BEGIN Material for this exercise

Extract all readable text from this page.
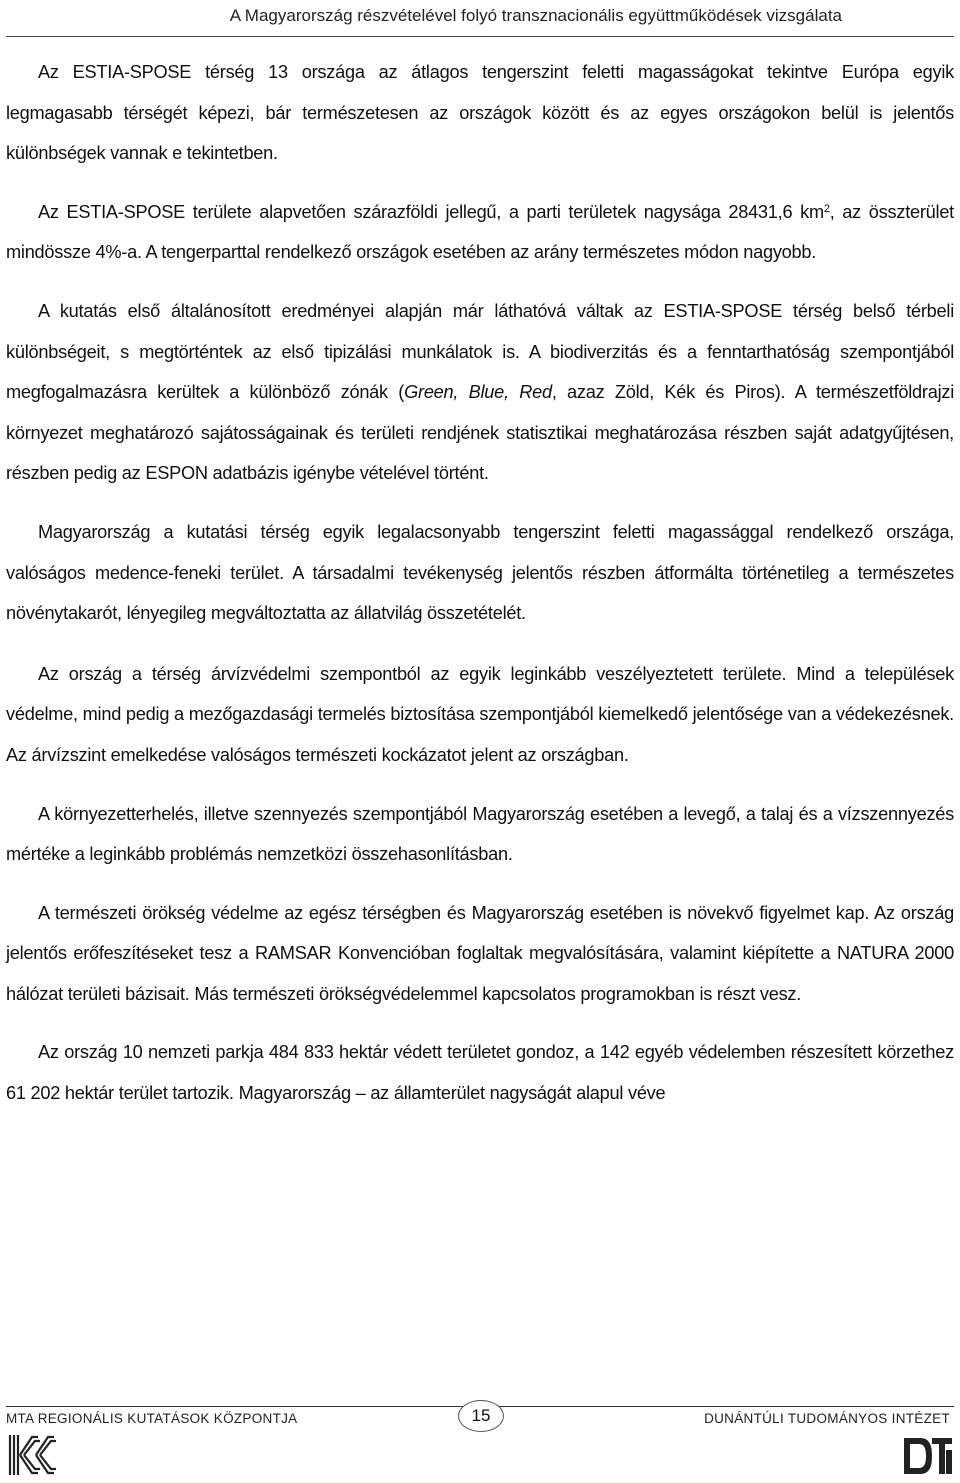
A Magyarország részvételével folyó transznacionális együttműködések vizsgálata

Az ESTIA-SPOSE térség 13 országa az átlagos tengerszint feletti magasságokat tekintve Európa egyik legmagasabb térségét képezi, bár természetesen az országok között és az egyes országokon belül is jelentős különbségek vannak e tekintetben.

Az ESTIA-SPOSE területe alapvetően szárazföldi jellegű, a parti területek nagysága 28431,6 $km^2$, az összterület mindössze 4%-a. A tengerparttal rendelkező országok esetében az arány természetes módon nagyobb.

A kutatás első általánosított eredményei alapján már láthatóvá váltak az ESTIA-SPOSE térség belső térbeli különbségeit, s megtörténtek az első tipizálási munkálatok is. A biodiverzitás és a fenntarthatóság szempontjából megfogalmazásra kerültek a különböző zónák (Green, Blue, Red, azaz Zöld, Kék és Piros). A természetföldrajzi környezet meghatározó sajátosságainak és területi rendjének statisztikai meghatározása részben saját adatgyűjtésen, részben pedig az ESPON adatbázis igénybe vételével történt.

Magyarország a kutatási térség egyik legalacsonyabb tengerszint feletti magassággal rendelkező országa, valóságos medence-feneki terület. A társadalmi tevékenység jelentős részben átformálta történetileg a természetes növénytakarót, lényegileg megváltoztatta az állatvilág összetételét.

Az ország a térség árvízvédelmi szempontból az egyik leginkább veszélyeztetett területe. Mind a települések védelme, mind pedig a mezőgazdasági termelés biztosítása szempontjából kiemelkedő jelentősége van a védekezésnek. Az árvízszint emelkedése valóságos természeti kockázatot jelent az országban.

A környezetterhelés, illetve szennyezés szempontjából Magyarország esetében a levegő, a talaj és a vízszennyezés mértéke a leginkább problémás nemzetközi összehasonlításban.

A természeti örökség védelme az egész térségben és Magyarország esetében is növekvő figyelmet kap. Az ország jelentős erőfeszítéseket tesz a RAMSAR Konvencióban foglaltak megvalósítására, valamint kiépítette a NATURA 2000 hálózat területi bázisait. Más természeti örökségvédelemmel kapcsolatos programokban is részt vesz.

Az ország 10 nemzeti parkja 484 833 hektár védett területet gondoz, a 142 egyéb védelemben részesített körzethez 61 202 hektár terület tartozik. Magyarország – az államterület nagyságát alapul véve

MTA REGIONÁLIS KUTATÁSOK KÖZPONTJA	15	DUNÁNTÚLI TUDOMÁNYOS INTÉZET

END Material for this exercise

**Direction:** Using the entries above, state how many lines include the word "védelme", with no other words.

**Written solution:** 2